• [Given exercise]: Reproduce the material word for word; the images stay out.

• [Recorded data]:
━━━━━━━━━━━━━━━━━━━━━━━━━━━━━━

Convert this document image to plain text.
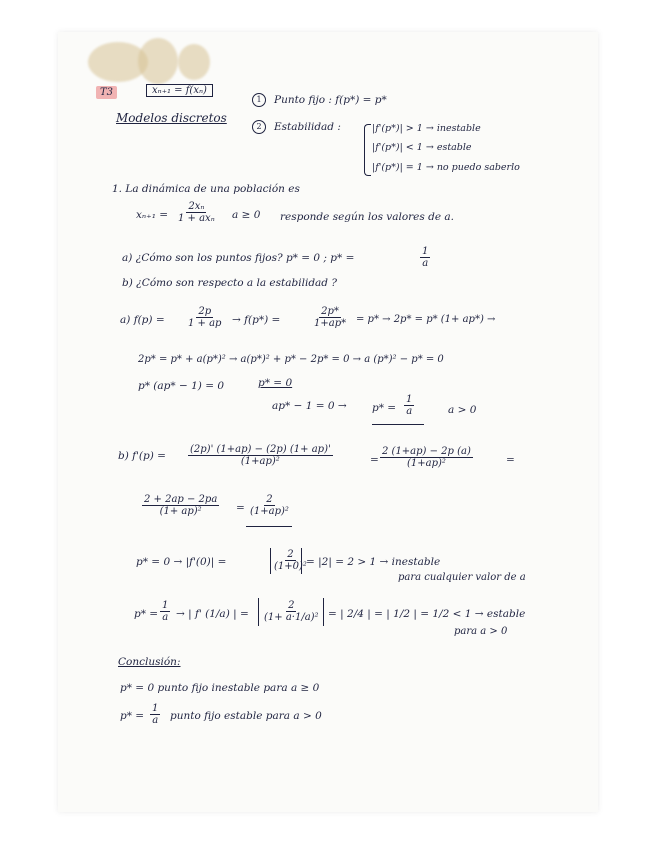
T3	xₙ₊₁ = f(xₙ)
Modelos discretos
1	Punto fijo : f(p*) = p*
2	Estabilidad :	|f'(p*)| > 1 → inestable
|f'(p*)| < 1 → estable
|f'(p*)| = 1 → no puedo saberlo
1. La dinámica de una población es
xₙ₊₁ =
2xₙ
1 + axₙ a ≥ 0 responde según los valores de a.
a) ¿Cómo son los puntos fijos? p* = 0 ; p* =	$\frac{1}{a}$
b) ¿Cómo son respecto a la estabilidad ?
a) $f(p) = \frac{2p}{1 + ap} \to f(p*)$ =	$\frac{2p*}{1+ap*} = p* \to 2p* = p*$ (1+ ap*) →
2p* = p* + a(p*)² → a(p*)² + p* − 2p* = 0 → a (p*)² − p* = 0
p* (ap* − 1) = 0	p* = 0
$ap* - 1 = 0 \to p* = \frac{1}{a}$	a > 0
b) $f'(p) = \frac{(2p)' (1+ap) - (2p) (1+ ap)'}{\text{(1+ap)²}}$	= $\frac{2 (1+ap) - 2p (a)}{\text{(1+ap)²}}$	=
$\frac{2 + 2ap - 2pa}{\text{(1+ ap)²}} = \frac{2}{\text{(1+ap)²}}$
p* = 0 → |f'(0)| =	$\frac{2}{\text{(1+0)²}}$
= |2| = 2 > 1 → inestable
para cualquier valor de a
$p* = \frac{1}{a}$ → | f' (1/a) | = $\frac{2}{\text{(1+ a·1/a)²}}$ = | 2/4 | = | 1/2 | = 1/2 < 1 → estable
para a > 0
Conclusión:
p* = 0 punto fijo inestable para a ≥ 0
$p* = \frac{1}{a}$ punto fijo estable para a > 0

━━━━━━━━━━━━━━━━━━━━━━━━━━━━━━

• [Result]:
Convert this document image to plain text.
T3	xₙ₊₁ = f(xₙ)
Modelos discretos
1	Punto fijo : f(p*) = p*
2	Estabilidad :	|f'(p*)| > 1 → inestable
|f'(p*)| < 1 → estable
|f'(p*)| = 1 → no puedo saberlo
1. La dinámica de una población es
xₙ₊₁ =
2xₙ
1 + axₙ a ≥ 0 responde según los valores de a.
a) ¿Cómo son los puntos fijos? p* = 0 ; p* =	$\frac{1}{a}$
b) ¿Cómo son respecto a la estabilidad ?
a) $f(p) = \frac{2p}{1 + ap} \to f(p*)$ =	$\frac{2p*}{1+ap*} = p* \to 2p* = p*$ (1+ ap*) →
2p* = p* + a(p*)² → a(p*)² + p* − 2p* = 0 → a (p*)² − p* = 0
p* (ap* − 1) = 0	p* = 0
$ap* - 1 = 0 \to p* = \frac{1}{a}$	a > 0
b) $f'(p) = \frac{(2p)' (1+ap) - (2p) (1+ ap)'}{\text{(1+ap)²}}$	= $\frac{2 (1+ap) - 2p (a)}{\text{(1+ap)²}}$	=
$\frac{2 + 2ap - 2pa}{\text{(1+ ap)²}} = \frac{2}{\text{(1+ap)²}}$
p* = 0 → |f'(0)| =	$\frac{2}{\text{(1+0)²}}$
= |2| = 2 > 1 → inestable
para cualquier valor de a
$p* = \frac{1}{a}$ → | f' (1/a) | = $\frac{2}{\text{(1+ a·1/a)²}}$ = | 2/4 | = | 1/2 | = 1/2 < 1 → estable
para a > 0
Conclusión:
p* = 0 punto fijo inestable para a ≥ 0
$p* = \frac{1}{a}$ punto fijo estable para a > 0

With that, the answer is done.